(PASSAGE GIVEN)

****************************************

That explanation makes no sense. It's more likely that 10nm yields, especially for high perf/high frequency CPUs are still in the toilet. Look at the teething issues 6700K had versus a mature 22nm 4790K...big clock regression that was compensated for by IPC.
 

IntelUser2000

Elite Member
Oct 14, 2003
8,686
3,785
136
I actually have a feeling that based on how much slower Intel will update new architectures, 6700K users could even skip Ice Lake and wait for "Ice Lake 2" 2021's architecture. I went from Sandy to Skylake which is a 2 generation architectural jump (Sandy -> (1) Haswell -> (2) Skylake. The "same" jump should now take ~ 6 years since Intel moved away from Tick-Tock.

Hate to break it to you guys but it'll take way longer.

According to that leak below RS's post, it says CFL parts are "BTS '18". Back to School 2018. My guess is Computex 2018 announcement, availability of S parts at places like Newegg to buy on July, and Notebooks based on it at August/September. Benchlife was claiming Feb/Mar, and the more colorful roadmaps puts it at early Q2. Means that the announcement and availability is delayed.

So a "half generation" is taking 18 months or longer now. Let's assume Cannonlake is not delayed for simplicity.

This is what I assume will happen if plans don't change.
Kabylake - Q4 2016
Coffeelake - Q2/Q3 2018
Cannonlake - Q4 2017

I assume since Cannonlake is the first 10nm part available on low power parts, and higher end Coffelake is significantly later, they'll go straight from Cannonlake to Icelake rather than creating further delays for the large core parts.

****************************************

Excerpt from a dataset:
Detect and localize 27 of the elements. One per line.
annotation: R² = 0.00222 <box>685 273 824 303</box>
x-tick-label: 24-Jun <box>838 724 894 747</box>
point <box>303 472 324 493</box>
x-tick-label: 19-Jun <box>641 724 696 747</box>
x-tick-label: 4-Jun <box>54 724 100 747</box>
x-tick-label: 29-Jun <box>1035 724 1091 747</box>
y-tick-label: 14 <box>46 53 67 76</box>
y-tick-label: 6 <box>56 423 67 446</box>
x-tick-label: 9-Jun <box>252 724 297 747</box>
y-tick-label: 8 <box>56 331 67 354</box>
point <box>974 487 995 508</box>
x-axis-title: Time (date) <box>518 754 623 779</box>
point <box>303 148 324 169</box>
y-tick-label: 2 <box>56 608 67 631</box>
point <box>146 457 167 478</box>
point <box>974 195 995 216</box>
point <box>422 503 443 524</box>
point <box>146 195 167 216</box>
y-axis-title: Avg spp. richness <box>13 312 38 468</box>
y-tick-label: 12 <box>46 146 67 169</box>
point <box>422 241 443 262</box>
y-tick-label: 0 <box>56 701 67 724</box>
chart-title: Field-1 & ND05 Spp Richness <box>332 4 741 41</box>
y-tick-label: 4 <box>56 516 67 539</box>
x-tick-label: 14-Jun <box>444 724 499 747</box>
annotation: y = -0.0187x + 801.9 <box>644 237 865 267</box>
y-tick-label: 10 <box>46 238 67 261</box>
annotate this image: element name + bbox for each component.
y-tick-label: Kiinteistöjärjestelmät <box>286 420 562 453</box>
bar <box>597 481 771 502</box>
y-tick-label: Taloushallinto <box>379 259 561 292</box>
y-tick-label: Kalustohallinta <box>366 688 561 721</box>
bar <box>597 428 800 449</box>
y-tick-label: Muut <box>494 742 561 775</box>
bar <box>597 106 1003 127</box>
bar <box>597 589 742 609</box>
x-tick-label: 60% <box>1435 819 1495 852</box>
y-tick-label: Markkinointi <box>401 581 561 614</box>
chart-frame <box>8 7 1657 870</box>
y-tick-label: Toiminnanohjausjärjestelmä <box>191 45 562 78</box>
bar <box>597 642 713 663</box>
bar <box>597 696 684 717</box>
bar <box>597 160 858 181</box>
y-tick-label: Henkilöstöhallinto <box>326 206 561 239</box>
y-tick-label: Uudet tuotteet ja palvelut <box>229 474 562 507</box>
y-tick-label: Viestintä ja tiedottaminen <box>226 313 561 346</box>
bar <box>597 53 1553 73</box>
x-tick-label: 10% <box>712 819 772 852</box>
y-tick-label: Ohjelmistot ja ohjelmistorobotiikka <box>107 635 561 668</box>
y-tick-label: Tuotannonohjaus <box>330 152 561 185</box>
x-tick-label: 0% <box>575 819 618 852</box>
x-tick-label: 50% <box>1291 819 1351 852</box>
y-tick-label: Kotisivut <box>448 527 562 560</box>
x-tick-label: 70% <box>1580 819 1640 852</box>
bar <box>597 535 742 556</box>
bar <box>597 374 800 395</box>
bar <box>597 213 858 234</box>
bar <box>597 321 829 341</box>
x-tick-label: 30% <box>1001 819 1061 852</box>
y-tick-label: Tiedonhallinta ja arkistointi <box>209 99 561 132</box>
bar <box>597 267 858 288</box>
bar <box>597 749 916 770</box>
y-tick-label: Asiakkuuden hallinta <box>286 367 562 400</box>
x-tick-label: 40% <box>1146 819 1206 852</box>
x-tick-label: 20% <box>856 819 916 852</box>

****************************************

(REQUIRED WORK)
1. Give again everything in the Intel CPU forum discussion from "Kabylake - Q4" down to "large core parts.".
2. In the Intel CPU forum discussion, what does "BTS '18" stand for?
3. Pick up the Intel CPU forum discussion where it stops and keep writing.

(REPLIES)
1.
Kabylake - Q4 2016
Coffeelake - Q2/Q3 2018
Cannonlake - Q4 2017

I assume since Cannonlake is the first 10nm part available on low power parts, and higher end Coffelake is significantly later, they'll go straight from Cannonlake to Icelake rather than creating further delays for the large core parts.

2. Back to School 2018.

3.
Perhaps it won't need to take 18 months, rather 15 months. Which means:
Icelake for low power and high performance - Spring 2019

Assuming everyone will suddenly get back to 24 months cadence for process is pure fantasy. It'll get harder and harder. But lets give them the benefit of the doubt and assume it doesn't get slower.

Successor to Icelake - Summer 2020
7nm successor - Fall 2021
7nm architectural refresh - Winter 2022

Of course, I wouldn't be surprised at all if its Summer 2020 --> Holiday 2021 --> BTS 2023. I mean Kabylake is staying for almost 20 months!

The big if is what they mean by white dots on the process roadmap for 10nm. Will the staggered introductions be such that we'll see 10nm cores introduced well into the 7 nm cycle? Like we might see 2nd "half gen" of 7nm alongside 5th "half gen" of 10nm?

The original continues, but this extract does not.